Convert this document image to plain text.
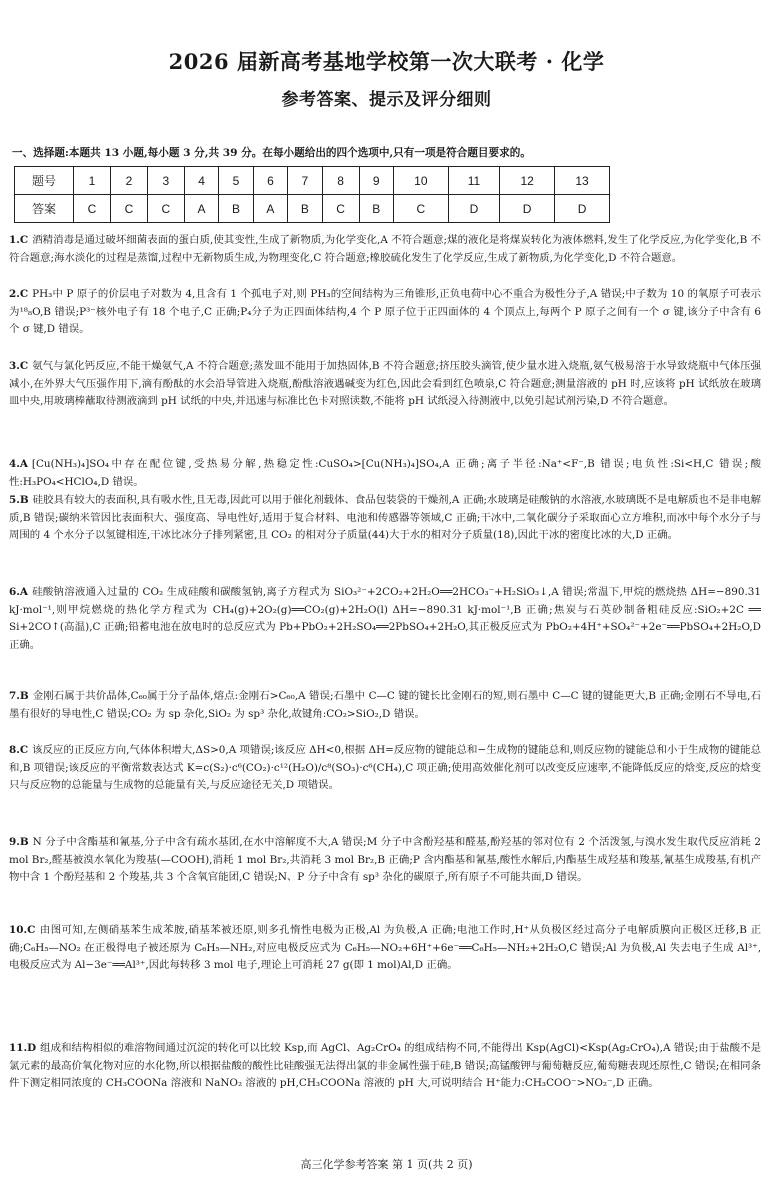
2026 届新高考基地学校第一次大联考 · 化学
参考答案、提示及评分细则
一、选择题:本题共 13 小题,每小题 3 分,共 39 分。在每小题给出的四个选项中,只有一项是符合题目要求的。
题号	1	2	3	4	5	6	7	8	9	10	11	12	13
答案	C	C	C	A	B	A	B	C	B	C	D	D	D
1.C 酒精消毒是通过破坏细菌表面的蛋白质,使其变性,生成了新物质,为化学变化,A 不符合题意;煤的液化是将煤炭转化为液体燃料,发生了化学反应,为化学变化,B 不符合题意;海水淡化的过程是蒸馏,过程中无新物质生成,为物理变化,C 符合题意;橡胶硫化发生了化学反应,生成了新物质,为化学变化,D 不符合题意。
2.C PH₃中 P 原子的价层电子对数为 4,且含有 1 个孤电子对,则 PH₃的空间结构为三角锥形,正负电荷中心不重合为极性分子,A 错误;中子数为 10 的氧原子可表示为¹⁸₈O,B 错误;P³⁻核外电子有 18 个电子,C 正确;P₄分子为正四面体结构,4 个 P 原子位于正四面体的 4 个顶点上,每两个 P 原子之间有一个 σ 键,该分子中含有 6 个 σ 键,D 错误。
3.C 氨气与氯化钙反应,不能干燥氨气,A 不符合题意;蒸发皿不能用于加热固体,B 不符合题意;挤压胶头滴管,使少量水进入烧瓶,氨气极易溶于水导致烧瓶中气体压强减小,在外界大气压强作用下,滴有酚酞的水会沿导管进入烧瓶,酚酞溶液遇碱变为红色,因此会看到红色喷泉,C 符合题意;测量溶液的 pH 时,应该将 pH 试纸放在玻璃皿中央,用玻璃棒蘸取待测液滴到 pH 试纸的中央,并迅速与标准比色卡对照读数,不能将 pH 试纸浸入待测液中,以免引起试剂污染,D 不符合题意。
4.A [Cu(NH₃)₄]SO₄中存在配位键,受热易分解,热稳定性:CuSO₄>[Cu(NH₃)₄]SO₄,A 正确;离子半径:Na⁺<F⁻,B 错误;电负性:Si<H,C 错误;酸性:H₃PO₄<HClO₄,D 错误。
5.B 硅胶具有较大的表面积,具有吸水性,且无毒,因此可以用于催化剂载体、食品包装袋的干燥剂,A 正确;水玻璃是硅酸钠的水溶液,水玻璃既不是电解质也不是非电解质,B 错误;碳纳米管因比表面积大、强度高、导电性好,适用于复合材料、电池和传感器等领域,C 正确;干冰中,二氧化碳分子采取面心立方堆积,而冰中每个水分子与周围的 4 个水分子以氢键相连,干冰比冰分子排列紧密,且 CO₂ 的相对分子质量(44)大于水的相对分子质量(18),因此干冰的密度比冰的大,D 正确。
6.A 硅酸钠溶液通入过量的 CO₂ 生成硅酸和碳酸氢钠,离子方程式为 SiO₃²⁻+2CO₂+2H₂O══2HCO₃⁻+H₂SiO₃↓,A 错误;常温下,甲烷的燃烧热 ΔH=−890.31 kJ·mol⁻¹,则甲烷燃烧的热化学方程式为 CH₄(g)+2O₂(g)══CO₂(g)+2H₂O(l) ΔH=−890.31 kJ·mol⁻¹,B 正确;焦炭与石英砂制备粗硅反应:SiO₂+2C ══ Si+2CO↑(高温),C 正确;铅蓄电池在放电时的总反应式为 Pb+PbO₂+2H₂SO₄══2PbSO₄+2H₂O,其正极反应式为 PbO₂+4H⁺+SO₄²⁻+2e⁻══PbSO₄+2H₂O,D 正确。
7.B 金刚石属于共价晶体,C₆₀属于分子晶体,熔点:金刚石>C₆₀,A 错误;石墨中 C—C 键的键长比金刚石的短,则石墨中 C—C 键的键能更大,B 正确;金刚石不导电,石墨有很好的导电性,C 错误;CO₂ 为 sp 杂化,SiO₂ 为 sp³ 杂化,故键角:CO₂>SiO₂,D 错误。
8.C 该反应的正反应方向,气体体积增大,ΔS>0,A 项错误;该反应 ΔH<0,根据 ΔH=反应物的键能总和−生成物的键能总和,则反应物的键能总和小于生成物的键能总和,B 项错误;该反应的平衡常数表达式 K=c(S₂)·c⁶(CO₂)·c¹²(H₂O)/c⁸(SO₃)·c⁶(CH₄),C 项正确;使用高效催化剂可以改变反应速率,不能降低反应的焓变,反应的焓变只与反应物的总能量与生成物的总能量有关,与反应途径无关,D 项错误。
9.B N 分子中含酯基和氰基,分子中含有疏水基团,在水中溶解度不大,A 错误;M 分子中含酚羟基和醛基,酚羟基的邻对位有 2 个活泼氢,与溴水发生取代反应消耗 2 mol Br₂,醛基被溴水氧化为羧基(—COOH),消耗 1 mol Br₂,共消耗 3 mol Br₂,B 正确;P 含内酯基和氰基,酸性水解后,内酯基生成羟基和羧基,氰基生成羧基,有机产物中含 1 个酚羟基和 2 个羧基,共 3 个含氧官能团,C 错误;N、P 分子中含有 sp³ 杂化的碳原子,所有原子不可能共面,D 错误。
10.C 由图可知,左侧硝基苯生成苯胺,硝基苯被还原,则多孔惰性电极为正极,Al 为负极,A 正确;电池工作时,H⁺从负极区经过高分子电解质膜向正极区迁移,B 正确;C₆H₅—NO₂ 在正极得电子被还原为 C₆H₅—NH₂,对应电极反应式为 C₆H₅—NO₂+6H⁺+6e⁻══C₆H₅—NH₂+2H₂O,C 错误;Al 为负极,Al 失去电子生成 Al³⁺,电极反应式为 Al−3e⁻══Al³⁺,因此每转移 3 mol 电子,理论上可消耗 27 g(即 1 mol)Al,D 正确。
11.D 组成和结构相似的难溶物间通过沉淀的转化可以比较 Ksp,而 AgCl、Ag₂CrO₄ 的组成结构不同,不能得出 Ksp(AgCl)<Ksp(Ag₂CrO₄),A 错误;由于盐酸不是氯元素的最高价氧化物对应的水化物,所以根据盐酸的酸性比硅酸强无法得出氯的非金属性强于硅,B 错误;高锰酸钾与葡萄糖反应,葡萄糖表现还原性,C 错误;在相同条件下测定相同浓度的 CH₃COONa 溶液和 NaNO₂ 溶液的 pH,CH₃COONa 溶液的 pH 大,可说明结合 H⁺能力:CH₃COO⁻>NO₂⁻,D 正确。
高三化学参考答案 第 1 页(共 2 页)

#### Given instruction
Copy every line above in which the string "不符合题意" shows up.

#### Result of the exercise
1.C 酒精消毒是通过破坏细菌表面的蛋白质,使其变性,生成了新物质,为化学变化,A 不符合题意;煤的液化是将煤炭转化为液体燃料,发生了化学反应,为化学变化,B 不符合题意;海水淡化的过程是蒸馏,过程中无新物质生成,为物理变化,C 符合题意;橡胶硫化发生了化学反应,生成了新物质,为化学变化,D 不符合题意。
3.C 氨气与氯化钙反应,不能干燥氨气,A 不符合题意;蒸发皿不能用于加热固体,B 不符合题意;挤压胶头滴管,使少量水进入烧瓶,氨气极易溶于水导致烧瓶中气体压强减小,在外界大气压强作用下,滴有酚酞的水会沿导管进入烧瓶,酚酞溶液遇碱变为红色,因此会看到红色喷泉,C 符合题意;测量溶液的 pH 时,应该将 pH 试纸放在玻璃皿中央,用玻璃棒蘸取待测液滴到 pH 试纸的中央,并迅速与标准比色卡对照读数,不能将 pH 试纸浸入待测液中,以免引起试剂污染,D 不符合题意。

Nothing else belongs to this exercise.